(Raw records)

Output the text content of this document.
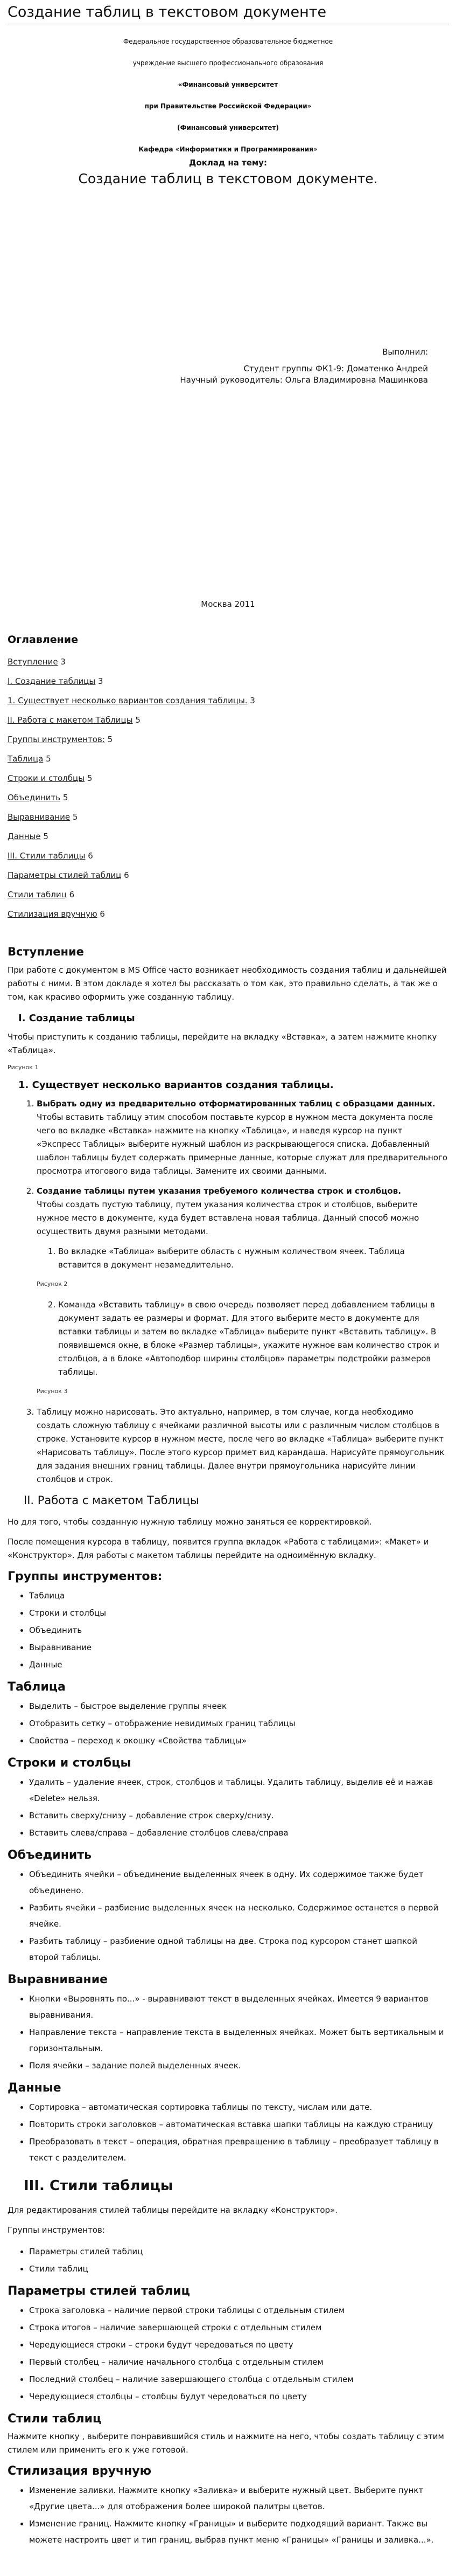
Создание таблиц в текстовом документе

Федеральное государственное образовательное бюджетное

учреждение высшего профессионального образования

«Финансовый университет

при Правительстве Российской Федерации»

(Финансовый университет)

Кафедра «Информатики и Программирования»

Доклад на тему:
Создание таблиц в текстовом документе.

Выполнил:

Студент группы ФК1-9: Доматенко Андрей

Научный руководитель: Ольга Владимировна Машинкова

Москва 2011
Оглавление
Вступление 3
I. Создание таблицы 3
1. Существует несколько вариантов создания таблицы. 3
II. Работа с макетом Таблицы 5
Группы инструментов: 5
Таблица 5
Строки и столбцы 5
Объединить 5
Выравнивание 5
Данные 5
III. Стили таблицы 6
Параметры стилей таблиц 6
Стили таблиц 6
Стилизация вручную 6
Вступление

При работе с документом в MS Office часто возникает необходимость создания таблиц и дальнейшей работы с ними. В этом докладе я хотел бы рассказать о том как, это правильно сделать, а так же о том, как красиво оформить уже созданную таблицу.

I. Создание таблицы

Чтобы приступить к созданию таблицы, перейдите на вкладку «Вставка», а затем нажмите кнопку «Таблица».

Рисунок 1
1. Существует несколько вариантов создания таблицы.
1. Выбрать одну из предварительно отформатированных таблиц с образцами данных.

Чтобы вставить таблицу этим способом поставьте курсор в нужном места документа после чего во вкладке «Вставка» нажмите на кнопку «Таблица», и наведя курсор на пункт «Экспресс Таблицы» выберите нужный шаблон из раскрывающегося списка. Добавленный шаблон таблицы будет содержать примерные данные, которые служат для предварительного просмотра итогового вида таблицы. Замените их своими данными.

2. Создание таблицы путем указания требуемого количества строк и столбцов.

Чтобы создать пустую таблицу, путем указания количества строк и столбцов, выберите нужное место в документе, куда будет вставлена новая таблица. Данный способ можно осуществить двумя разными методами.

1. Во вкладке «Таблица» выберите область с нужным количеством ячеек. Таблица вставится в документ незамедлительно.
Рисунок 2
2. Команда «Вставить таблицу» в свою очередь позволяет перед добавлением таблицы в документ задать ее размеры и формат. Для этого выберите место в документе для вставки таблицы и затем во вкладке «Таблица» выберите пункт «Вставить таблицу». В появившемся окне, в блоке «Размер таблицы», укажите нужное вам количество строк и столбцов, а в блоке «Автоподбор ширины столбцов» параметры подстройки размеров таблицы.
Рисунок 3
3. Таблицу можно нарисовать. Это актуально, например, в том случае, когда необходимо создать сложную таблицу с ячейками различной высоты или с различным числом столбцов в строке. Установите курсор в нужном месте, после чего во вкладке «Таблица» выберите пункт «Нарисовать таблицу». После этого курсор примет вид карандаша. Нарисуйте прямоугольник для задания внешних границ таблицы. Далее внутри прямоугольника нарисуйте линии столбцов и строк.
II. Работа с макетом Таблицы

Но для того, чтобы созданную нужную таблицу можно заняться ее корректировкой.

После помещения курсора в таблицу, появится группа вкладок «Работа с таблицами»: «Макет» и «Конструктор». Для работы с макетом таблицы перейдите на одноимённую вкладку.

Группы инструментов:
• Таблица
• Строки и столбцы
• Объединить
• Выравнивание
• Данные
Таблица
• Выделить – быстрое выделение группы ячеек
• Отобразить сетку – отображение невидимых границ таблицы
• Свойства – переход к окошку «Свойства таблицы»
Строки и столбцы
• Удалить – удаление ячеек, строк, столбцов и таблицы. Удалить таблицу, выделив её и нажав «Delete» нельзя.
• Вставить сверху/снизу – добавление строк сверху/снизу.
• Вставить слева/справа – добавление столбцов слева/справа
Объединить
• Объединить ячейки – объединение выделенных ячеек в одну. Их содержимое также будет объединено.
• Разбить ячейки – разбиение выделенных ячеек на несколько. Содержимое останется в первой ячейке.
• Разбить таблицу – разбиение одной таблицы на две. Строка под курсором станет шапкой второй таблицы.
Выравнивание
• Кнопки «Выровнять по...» - выравнивают текст в выделенных ячейках. Имеется 9 вариантов выравнивания.
• Направление текста – направление текста в выделенных ячейках. Может быть вертикальным и горизонтальным.
• Поля ячейки – задание полей выделенных ячеек.
Данные
• Сортировка – автоматическая сортировка таблицы по тексту, числам или дате.
• Повторить строки заголовков – автоматическая вставка шапки таблицы на каждую страницу
• Преобразовать в текст – операция, обратная превращению в таблицу – преобразует таблицу в текст с разделителем.
III. Стили таблицы

Для редактирования стилей таблицы перейдите на вкладку «Конструктор».

Группы инструментов:

• Параметры стилей таблиц
• Стили таблиц
Параметры стилей таблиц
• Строка заголовка – наличие первой строки таблицы с отдельным стилем
• Строка итогов – наличие завершающей строки с отдельным стилем
• Чередующиеся строки – строки будут чередоваться по цвету
• Первый столбец – наличие начального столбца с отдельным стилем
• Последний столбец – наличие завершающего столбца с отдельным стилем
• Чередующиеся столбцы – столбцы будут чередоваться по цвету
Стили таблиц

Нажмите кнопку , выберите понравившийся стиль и нажмите на него, чтобы создать таблицу с этим стилем или применить его к уже готовой.

Стилизация вручную
• Изменение заливки. Нажмите кнопку «Заливка» и выберите нужный цвет. Выберите пункт «Другие цвета...» для отображения более широкой палитры цветов.
• Изменение границ. Нажмите кнопку «Границы» и выберите подходящий вариант. Также вы можете настроить цвет и тип границ, выбрав пункт меню «Границы» «Границы и заливка...».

Task objective - Omit every picture, then reproduce the rest of the listing exactly.

Result of the task -
Output the text content of this document.
Создание таблиц в текстовом документе

Федеральное государственное образовательное бюджетное

учреждение высшего профессионального образования

«Финансовый университет

при Правительстве Российской Федерации»

(Финансовый университет)

Кафедра «Информатики и Программирования»

Доклад на тему:
Создание таблиц в текстовом документе.

Выполнил:

Студент группы ФК1-9: Доматенко Андрей

Научный руководитель: Ольга Владимировна Машинкова

Москва 2011
Оглавление
Вступление 3
I. Создание таблицы 3
1. Существует несколько вариантов создания таблицы. 3
II. Работа с макетом Таблицы 5
Группы инструментов: 5
Таблица 5
Строки и столбцы 5
Объединить 5
Выравнивание 5
Данные 5
III. Стили таблицы 6
Параметры стилей таблиц 6
Стили таблиц 6
Стилизация вручную 6
Вступление

При работе с документом в MS Office часто возникает необходимость создания таблиц и дальнейшей работы с ними. В этом докладе я хотел бы рассказать о том как, это правильно сделать, а так же о том, как красиво оформить уже созданную таблицу.

I. Создание таблицы

Чтобы приступить к созданию таблицы, перейдите на вкладку «Вставка», а затем нажмите кнопку «Таблица».

Рисунок 1
1. Существует несколько вариантов создания таблицы.
1. Выбрать одну из предварительно отформатированных таблиц с образцами данных.

Чтобы вставить таблицу этим способом поставьте курсор в нужном места документа после чего во вкладке «Вставка» нажмите на кнопку «Таблица», и наведя курсор на пункт «Экспресс Таблицы» выберите нужный шаблон из раскрывающегося списка. Добавленный шаблон таблицы будет содержать примерные данные, которые служат для предварительного просмотра итогового вида таблицы. Замените их своими данными.

2. Создание таблицы путем указания требуемого количества строк и столбцов.

Чтобы создать пустую таблицу, путем указания количества строк и столбцов, выберите нужное место в документе, куда будет вставлена новая таблица. Данный способ можно осуществить двумя разными методами.

1. Во вкладке «Таблица» выберите область с нужным количеством ячеек. Таблица вставится в документ незамедлительно.
Рисунок 2
2. Команда «Вставить таблицу» в свою очередь позволяет перед добавлением таблицы в документ задать ее размеры и формат. Для этого выберите место в документе для вставки таблицы и затем во вкладке «Таблица» выберите пункт «Вставить таблицу». В появившемся окне, в блоке «Размер таблицы», укажите нужное вам количество строк и столбцов, а в блоке «Автоподбор ширины столбцов» параметры подстройки размеров таблицы.
Рисунок 3
3. Таблицу можно нарисовать. Это актуально, например, в том случае, когда необходимо создать сложную таблицу с ячейками различной высоты или с различным числом столбцов в строке. Установите курсор в нужном месте, после чего во вкладке «Таблица» выберите пункт «Нарисовать таблицу». После этого курсор примет вид карандаша. Нарисуйте прямоугольник для задания внешних границ таблицы. Далее внутри прямоугольника нарисуйте линии столбцов и строк.
II. Работа с макетом Таблицы

Но для того, чтобы созданную нужную таблицу можно заняться ее корректировкой.

После помещения курсора в таблицу, появится группа вкладок «Работа с таблицами»: «Макет» и «Конструктор». Для работы с макетом таблицы перейдите на одноимённую вкладку.

Группы инструментов:
• Таблица
• Строки и столбцы
• Объединить
• Выравнивание
• Данные
Таблица
• Выделить – быстрое выделение группы ячеек
• Отобразить сетку – отображение невидимых границ таблицы
• Свойства – переход к окошку «Свойства таблицы»
Строки и столбцы
• Удалить – удаление ячеек, строк, столбцов и таблицы. Удалить таблицу, выделив её и нажав «Delete» нельзя.
• Вставить сверху/снизу – добавление строк сверху/снизу.
• Вставить слева/справа – добавление столбцов слева/справа
Объединить
• Объединить ячейки – объединение выделенных ячеек в одну. Их содержимое также будет объединено.
• Разбить ячейки – разбиение выделенных ячеек на несколько. Содержимое останется в первой ячейке.
• Разбить таблицу – разбиение одной таблицы на две. Строка под курсором станет шапкой второй таблицы.
Выравнивание
• Кнопки «Выровнять по...» - выравнивают текст в выделенных ячейках. Имеется 9 вариантов выравнивания.
• Направление текста – направление текста в выделенных ячейках. Может быть вертикальным и горизонтальным.
• Поля ячейки – задание полей выделенных ячеек.
Данные
• Сортировка – автоматическая сортировка таблицы по тексту, числам или дате.
• Повторить строки заголовков – автоматическая вставка шапки таблицы на каждую страницу
• Преобразовать в текст – операция, обратная превращению в таблицу – преобразует таблицу в текст с разделителем.
III. Стили таблицы

Для редактирования стилей таблицы перейдите на вкладку «Конструктор».

Группы инструментов:

• Параметры стилей таблиц
• Стили таблиц
Параметры стилей таблиц
• Строка заголовка – наличие первой строки таблицы с отдельным стилем
• Строка итогов – наличие завершающей строки с отдельным стилем
• Чередующиеся строки – строки будут чередоваться по цвету
• Первый столбец – наличие начального столбца с отдельным стилем
• Последний столбец – наличие завершающего столбца с отдельным стилем
• Чередующиеся столбцы – столбцы будут чередоваться по цвету
Стили таблиц

Нажмите кнопку , выберите понравившийся стиль и нажмите на него, чтобы создать таблицу с этим стилем или применить его к уже готовой.

Стилизация вручную
• Изменение заливки. Нажмите кнопку «Заливка» и выберите нужный цвет. Выберите пункт «Другие цвета...» для отображения более широкой палитры цветов.
• Изменение границ. Нажмите кнопку «Границы» и выберите подходящий вариант. Также вы можете настроить цвет и тип границ, выбрав пункт меню «Границы» «Границы и заливка...».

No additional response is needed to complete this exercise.